• What is required:
All of the records below must be output exactly, with no pictures carried over.

• Stored rows:
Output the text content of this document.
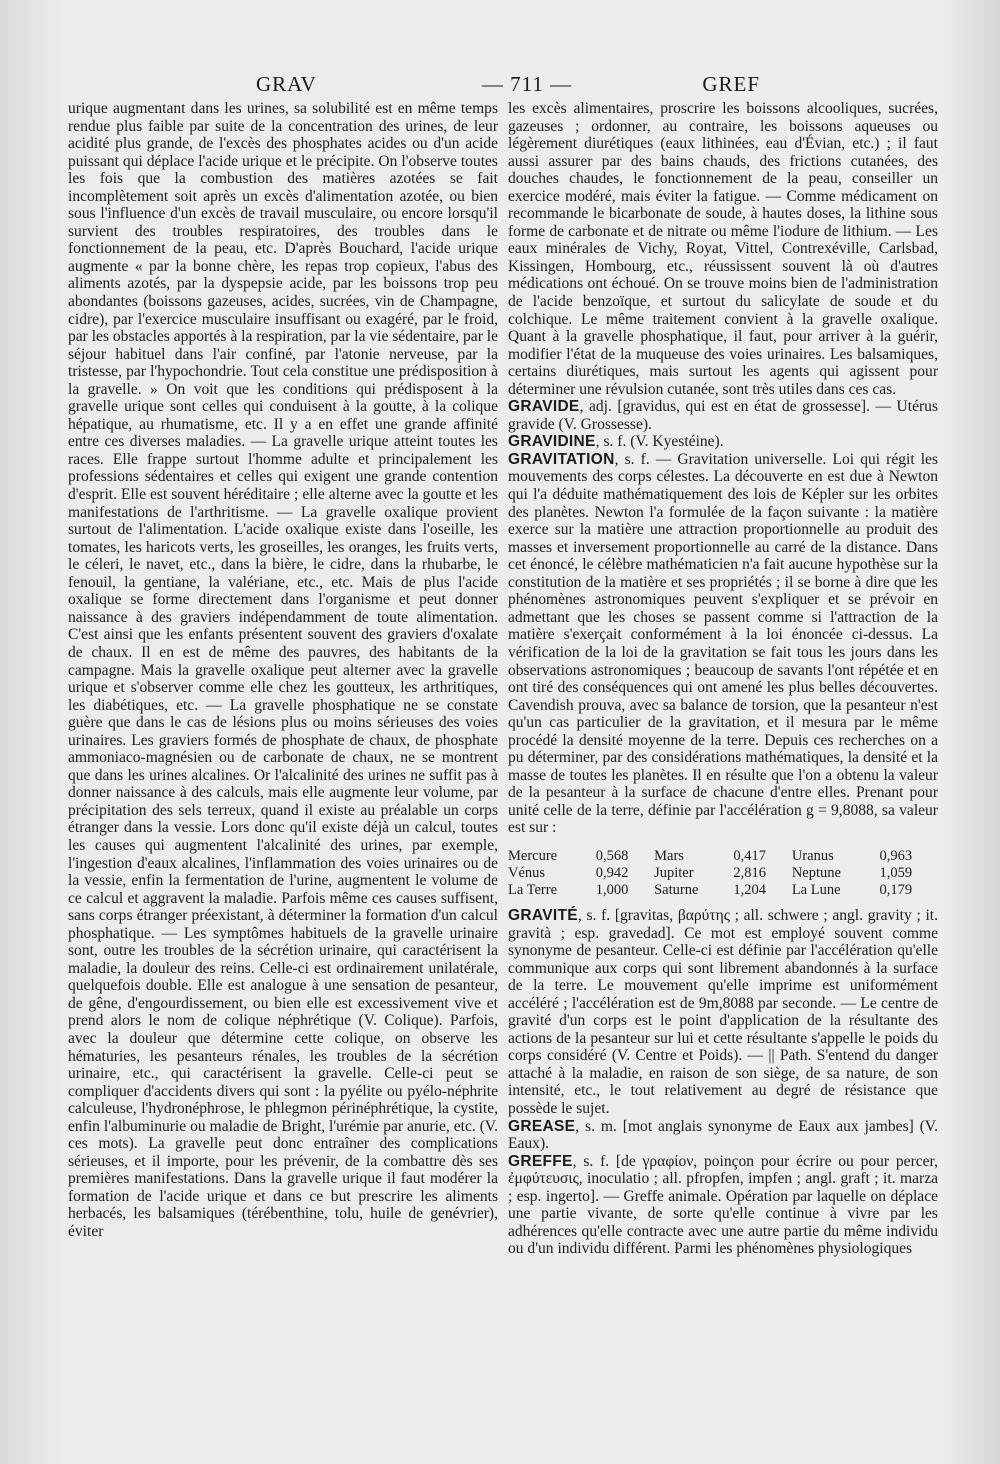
GRAV	— 711 —	GREF

urique augmentant dans les urines, sa solubilité est en même temps rendue plus faible par suite de la concentration des urines, de leur acidité plus grande, de l'excès des phosphates acides ou d'un acide puissant qui déplace l'acide urique et le précipite. On l'observe toutes les fois que la combustion des matières azotées se fait incomplètement soit après un excès d'alimentation azotée, ou bien sous l'influence d'un excès de travail musculaire, ou encore lorsqu'il survient des troubles respiratoires, des troubles dans le fonctionnement de la peau, etc. D'après Bouchard, l'acide urique augmente « par la bonne chère, les repas trop copieux, l'abus des aliments azotés, par la dyspepsie acide, par les boissons trop peu abondantes (boissons gazeuses, acides, sucrées, vin de Champagne, cidre), par l'exercice musculaire insuffisant ou exagéré, par le froid, par les obstacles apportés à la respiration, par la vie sédentaire, par le séjour habituel dans l'air confiné, par l'atonie nerveuse, par la tristesse, par l'hypochondrie. Tout cela constitue une prédisposition à la gravelle. » On voit que les conditions qui prédisposent à la gravelle urique sont celles qui conduisent à la goutte, à la colique hépatique, au rhumatisme, etc. Il y a en effet une grande affinité entre ces diverses maladies. — La gravelle urique atteint toutes les races. Elle frappe surtout l'homme adulte et principalement les professions sédentaires et celles qui exigent une grande contention d'esprit. Elle est souvent héréditaire ; elle alterne avec la goutte et les manifestations de l'arthritisme. — La gravelle oxalique provient surtout de l'alimentation. L'acide oxalique existe dans l'oseille, les tomates, les haricots verts, les groseilles, les oranges, les fruits verts, le céleri, le navet, etc., dans la bière, le cidre, dans la rhubarbe, le fenouil, la gentiane, la valériane, etc., etc. Mais de plus l'acide oxalique se forme directement dans l'organisme et peut donner naissance à des graviers indépendamment de toute alimentation. C'est ainsi que les enfants présentent souvent des graviers d'oxalate de chaux. Il en est de même des pauvres, des habitants de la campagne. Mais la gravelle oxalique peut alterner avec la gravelle urique et s'observer comme elle chez les goutteux, les arthritiques, les diabétiques, etc. — La gravelle phosphatique ne se constate guère que dans le cas de lésions plus ou moins sérieuses des voies urinaires. Les graviers formés de phosphate de chaux, de phosphate ammoniaco-magnésien ou de carbonate de chaux, ne se montrent que dans les urines alcalines. Or l'alcalinité des urines ne suffit pas à donner naissance à des calculs, mais elle augmente leur volume, par précipitation des sels terreux, quand il existe au préalable un corps étranger dans la vessie. Lors donc qu'il existe déjà un calcul, toutes les causes qui augmentent l'alcalinité des urines, par exemple, l'ingestion d'eaux alcalines, l'inflammation des voies urinaires ou de la vessie, enfin la fermentation de l'urine, augmentent le volume de ce calcul et aggravent la maladie. Parfois même ces causes suffisent, sans corps étranger préexistant, à déterminer la formation d'un calcul phosphatique. — Les symptômes habituels de la gravelle urinaire sont, outre les troubles de la sécrétion urinaire, qui caractérisent la maladie, la douleur des reins. Celle-ci est ordinairement unilatérale, quelquefois double. Elle est analogue à une sensation de pesanteur, de gêne, d'engourdissement, ou bien elle est excessivement vive et prend alors le nom de colique néphrétique (V. Colique). Parfois, avec la douleur que détermine cette colique, on observe les hématuries, les pesanteurs rénales, les troubles de la sécrétion urinaire, etc., qui caractérisent la gravelle. Celle-ci peut se compliquer d'accidents divers qui sont : la pyélite ou pyélo-néphrite calculeuse, l'hydronéphrose, le phlegmon périnéphrétique, la cystite, enfin l'albuminurie ou maladie de Bright, l'urémie par anurie, etc. (V. ces mots). La gravelle peut donc entraîner des complications sérieuses, et il importe, pour les prévenir, de la combattre dès ses premières manifestations. Dans la gravelle urique il faut modérer la formation de l'acide urique et dans ce but prescrire les aliments herbacés, les balsamiques (térébenthine, tolu, huile de genévrier), éviter

les excès alimentaires, proscrire les boissons alcooliques, sucrées, gazeuses ; ordonner, au contraire, les boissons aqueuses ou légèrement diurétiques (eaux lithinées, eau d'Évian, etc.) ; il faut aussi assurer par des bains chauds, des frictions cutanées, des douches chaudes, le fonctionnement de la peau, conseiller un exercice modéré, mais éviter la fatigue. — Comme médicament on recommande le bicarbonate de soude, à hautes doses, la lithine sous forme de carbonate et de nitrate ou même l'iodure de lithium. — Les eaux minérales de Vichy, Royat, Vittel, Contrexéville, Carlsbad, Kissingen, Hombourg, etc., réussissent souvent là où d'autres médications ont échoué. On se trouve moins bien de l'administration de l'acide benzoïque, et surtout du salicylate de soude et du colchique. Le même traitement convient à la gravelle oxalique. Quant à la gravelle phosphatique, il faut, pour arriver à la guérir, modifier l'état de la muqueuse des voies urinaires. Les balsamiques, certains diurétiques, mais surtout les agents qui agissent pour déterminer une révulsion cutanée, sont très utiles dans ces cas.

GRAVIDE, adj. [gravidus, qui est en état de grossesse]. — Utérus gravide (V. Grossesse).

GRAVIDINE, s. f. (V. Kyestéine).

GRAVITATION, s. f. — Gravitation universelle. Loi qui régit les mouvements des corps célestes. La découverte en est due à Newton qui l'a déduite mathématiquement des lois de Képler sur les orbites des planètes. Newton l'a formulée de la façon suivante : la matière exerce sur la matière une attraction proportionnelle au produit des masses et inversement proportionnelle au carré de la distance. Dans cet énoncé, le célèbre mathématicien n'a fait aucune hypothèse sur la constitution de la matière et ses propriétés ; il se borne à dire que les phénomènes astronomiques peuvent s'expliquer et se prévoir en admettant que les choses se passent comme si l'attraction de la matière s'exerçait conformément à la loi énoncée ci-dessus. La vérification de la loi de la gravitation se fait tous les jours dans les observations astronomiques ; beaucoup de savants l'ont répétée et en ont tiré des conséquences qui ont amené les plus belles découvertes. Cavendish prouva, avec sa balance de torsion, que la pesanteur n'est qu'un cas particulier de la gravitation, et il mesura par le même procédé la densité moyenne de la terre. Depuis ces recherches on a pu déterminer, par des considérations mathématiques, la densité et la masse de toutes les planètes. Il en résulte que l'on a obtenu la valeur de la pesanteur à la surface de chacune d'entre elles. Prenant pour unité celle de la terre, définie par l'accélération g = 9,8088, sa valeur est sur :

Mercure	0,568	Mars	0,417	Uranus	0,963
Vénus	0,942	Jupiter	2,816	Neptune	1,059
La Terre	1,000	Saturne	1,204	La Lune	0,179

GRAVITÉ, s. f. [gravitas, βαρύτης ; all. schwere ; angl. gravity ; it. gravità ; esp. gravedad]. Ce mot est employé souvent comme synonyme de pesanteur. Celle-ci est définie par l'accélération qu'elle communique aux corps qui sont librement abandonnés à la surface de la terre. Le mouvement qu'elle imprime est uniformément accéléré ; l'accélération est de 9m,8088 par seconde. — Le centre de gravité d'un corps est le point d'application de la résultante des actions de la pesanteur sur lui et cette résultante s'appelle le poids du corps considéré (V. Centre et Poids). — || Path. S'entend du danger attaché à la maladie, en raison de son siège, de sa nature, de son intensité, etc., le tout relativement au degré de résistance que possède le sujet.

GREASE, s. m. [mot anglais synonyme de Eaux aux jambes] (V. Eaux).

GREFFE, s. f. [de γραφίον, poinçon pour écrire ou pour percer, ἐμφύτευσις, inoculatio ; all. pfropfen, impfen ; angl. graft ; it. marza ; esp. ingerto]. — Greffe animale. Opération par laquelle on déplace une partie vivante, de sorte qu'elle continue à vivre par les adhérences qu'elle contracte avec une autre partie du même individu ou d'un individu différent. Parmi les phénomènes physiologiques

• Task response:
Output the text content of this document.
GRAV	— 711 —	GREF

urique augmentant dans les urines, sa solubilité est en même temps rendue plus faible par suite de la concentration des urines, de leur acidité plus grande, de l'excès des phosphates acides ou d'un acide puissant qui déplace l'acide urique et le précipite. On l'observe toutes les fois que la combustion des matières azotées se fait incomplètement soit après un excès d'alimentation azotée, ou bien sous l'influence d'un excès de travail musculaire, ou encore lorsqu'il survient des troubles respiratoires, des troubles dans le fonctionnement de la peau, etc. D'après Bouchard, l'acide urique augmente « par la bonne chère, les repas trop copieux, l'abus des aliments azotés, par la dyspepsie acide, par les boissons trop peu abondantes (boissons gazeuses, acides, sucrées, vin de Champagne, cidre), par l'exercice musculaire insuffisant ou exagéré, par le froid, par les obstacles apportés à la respiration, par la vie sédentaire, par le séjour habituel dans l'air confiné, par l'atonie nerveuse, par la tristesse, par l'hypochondrie. Tout cela constitue une prédisposition à la gravelle. » On voit que les conditions qui prédisposent à la gravelle urique sont celles qui conduisent à la goutte, à la colique hépatique, au rhumatisme, etc. Il y a en effet une grande affinité entre ces diverses maladies. — La gravelle urique atteint toutes les races. Elle frappe surtout l'homme adulte et principalement les professions sédentaires et celles qui exigent une grande contention d'esprit. Elle est souvent héréditaire ; elle alterne avec la goutte et les manifestations de l'arthritisme. — La gravelle oxalique provient surtout de l'alimentation. L'acide oxalique existe dans l'oseille, les tomates, les haricots verts, les groseilles, les oranges, les fruits verts, le céleri, le navet, etc., dans la bière, le cidre, dans la rhubarbe, le fenouil, la gentiane, la valériane, etc., etc. Mais de plus l'acide oxalique se forme directement dans l'organisme et peut donner naissance à des graviers indépendamment de toute alimentation. C'est ainsi que les enfants présentent souvent des graviers d'oxalate de chaux. Il en est de même des pauvres, des habitants de la campagne. Mais la gravelle oxalique peut alterner avec la gravelle urique et s'observer comme elle chez les goutteux, les arthritiques, les diabétiques, etc. — La gravelle phosphatique ne se constate guère que dans le cas de lésions plus ou moins sérieuses des voies urinaires. Les graviers formés de phosphate de chaux, de phosphate ammoniaco-magnésien ou de carbonate de chaux, ne se montrent que dans les urines alcalines. Or l'alcalinité des urines ne suffit pas à donner naissance à des calculs, mais elle augmente leur volume, par précipitation des sels terreux, quand il existe au préalable un corps étranger dans la vessie. Lors donc qu'il existe déjà un calcul, toutes les causes qui augmentent l'alcalinité des urines, par exemple, l'ingestion d'eaux alcalines, l'inflammation des voies urinaires ou de la vessie, enfin la fermentation de l'urine, augmentent le volume de ce calcul et aggravent la maladie. Parfois même ces causes suffisent, sans corps étranger préexistant, à déterminer la formation d'un calcul phosphatique. — Les symptômes habituels de la gravelle urinaire sont, outre les troubles de la sécrétion urinaire, qui caractérisent la maladie, la douleur des reins. Celle-ci est ordinairement unilatérale, quelquefois double. Elle est analogue à une sensation de pesanteur, de gêne, d'engourdissement, ou bien elle est excessivement vive et prend alors le nom de colique néphrétique (V. Colique). Parfois, avec la douleur que détermine cette colique, on observe les hématuries, les pesanteurs rénales, les troubles de la sécrétion urinaire, etc., qui caractérisent la gravelle. Celle-ci peut se compliquer d'accidents divers qui sont : la pyélite ou pyélo-néphrite calculeuse, l'hydronéphrose, le phlegmon périnéphrétique, la cystite, enfin l'albuminurie ou maladie de Bright, l'urémie par anurie, etc. (V. ces mots). La gravelle peut donc entraîner des complications sérieuses, et il importe, pour les prévenir, de la combattre dès ses premières manifestations. Dans la gravelle urique il faut modérer la formation de l'acide urique et dans ce but prescrire les aliments herbacés, les balsamiques (térébenthine, tolu, huile de genévrier), éviter

les excès alimentaires, proscrire les boissons alcooliques, sucrées, gazeuses ; ordonner, au contraire, les boissons aqueuses ou légèrement diurétiques (eaux lithinées, eau d'Évian, etc.) ; il faut aussi assurer par des bains chauds, des frictions cutanées, des douches chaudes, le fonctionnement de la peau, conseiller un exercice modéré, mais éviter la fatigue. — Comme médicament on recommande le bicarbonate de soude, à hautes doses, la lithine sous forme de carbonate et de nitrate ou même l'iodure de lithium. — Les eaux minérales de Vichy, Royat, Vittel, Contrexéville, Carlsbad, Kissingen, Hombourg, etc., réussissent souvent là où d'autres médications ont échoué. On se trouve moins bien de l'administration de l'acide benzoïque, et surtout du salicylate de soude et du colchique. Le même traitement convient à la gravelle oxalique. Quant à la gravelle phosphatique, il faut, pour arriver à la guérir, modifier l'état de la muqueuse des voies urinaires. Les balsamiques, certains diurétiques, mais surtout les agents qui agissent pour déterminer une révulsion cutanée, sont très utiles dans ces cas.

GRAVIDE, adj. [gravidus, qui est en état de grossesse]. — Utérus gravide (V. Grossesse).

GRAVIDINE, s. f. (V. Kyestéine).

GRAVITATION, s. f. — Gravitation universelle. Loi qui régit les mouvements des corps célestes. La découverte en est due à Newton qui l'a déduite mathématiquement des lois de Képler sur les orbites des planètes. Newton l'a formulée de la façon suivante : la matière exerce sur la matière une attraction proportionnelle au produit des masses et inversement proportionnelle au carré de la distance. Dans cet énoncé, le célèbre mathématicien n'a fait aucune hypothèse sur la constitution de la matière et ses propriétés ; il se borne à dire que les phénomènes astronomiques peuvent s'expliquer et se prévoir en admettant que les choses se passent comme si l'attraction de la matière s'exerçait conformément à la loi énoncée ci-dessus. La vérification de la loi de la gravitation se fait tous les jours dans les observations astronomiques ; beaucoup de savants l'ont répétée et en ont tiré des conséquences qui ont amené les plus belles découvertes. Cavendish prouva, avec sa balance de torsion, que la pesanteur n'est qu'un cas particulier de la gravitation, et il mesura par le même procédé la densité moyenne de la terre. Depuis ces recherches on a pu déterminer, par des considérations mathématiques, la densité et la masse de toutes les planètes. Il en résulte que l'on a obtenu la valeur de la pesanteur à la surface de chacune d'entre elles. Prenant pour unité celle de la terre, définie par l'accélération g = 9,8088, sa valeur est sur :

Mercure	0,568	Mars	0,417	Uranus	0,963
Vénus	0,942	Jupiter	2,816	Neptune	1,059
La Terre	1,000	Saturne	1,204	La Lune	0,179

GRAVITÉ, s. f. [gravitas, βαρύτης ; all. schwere ; angl. gravity ; it. gravità ; esp. gravedad]. Ce mot est employé souvent comme synonyme de pesanteur. Celle-ci est définie par l'accélération qu'elle communique aux corps qui sont librement abandonnés à la surface de la terre. Le mouvement qu'elle imprime est uniformément accéléré ; l'accélération est de 9m,8088 par seconde. — Le centre de gravité d'un corps est le point d'application de la résultante des actions de la pesanteur sur lui et cette résultante s'appelle le poids du corps considéré (V. Centre et Poids). — || Path. S'entend du danger attaché à la maladie, en raison de son siège, de sa nature, de son intensité, etc., le tout relativement au degré de résistance que possède le sujet.

GREASE, s. m. [mot anglais synonyme de Eaux aux jambes] (V. Eaux).

GREFFE, s. f. [de γραφίον, poinçon pour écrire ou pour percer, ἐμφύτευσις, inoculatio ; all. pfropfen, impfen ; angl. graft ; it. marza ; esp. ingerto]. — Greffe animale. Opération par laquelle on déplace une partie vivante, de sorte qu'elle continue à vivre par les adhérences qu'elle contracte avec une autre partie du même individu ou d'un individu différent. Parmi les phénomènes physiologiques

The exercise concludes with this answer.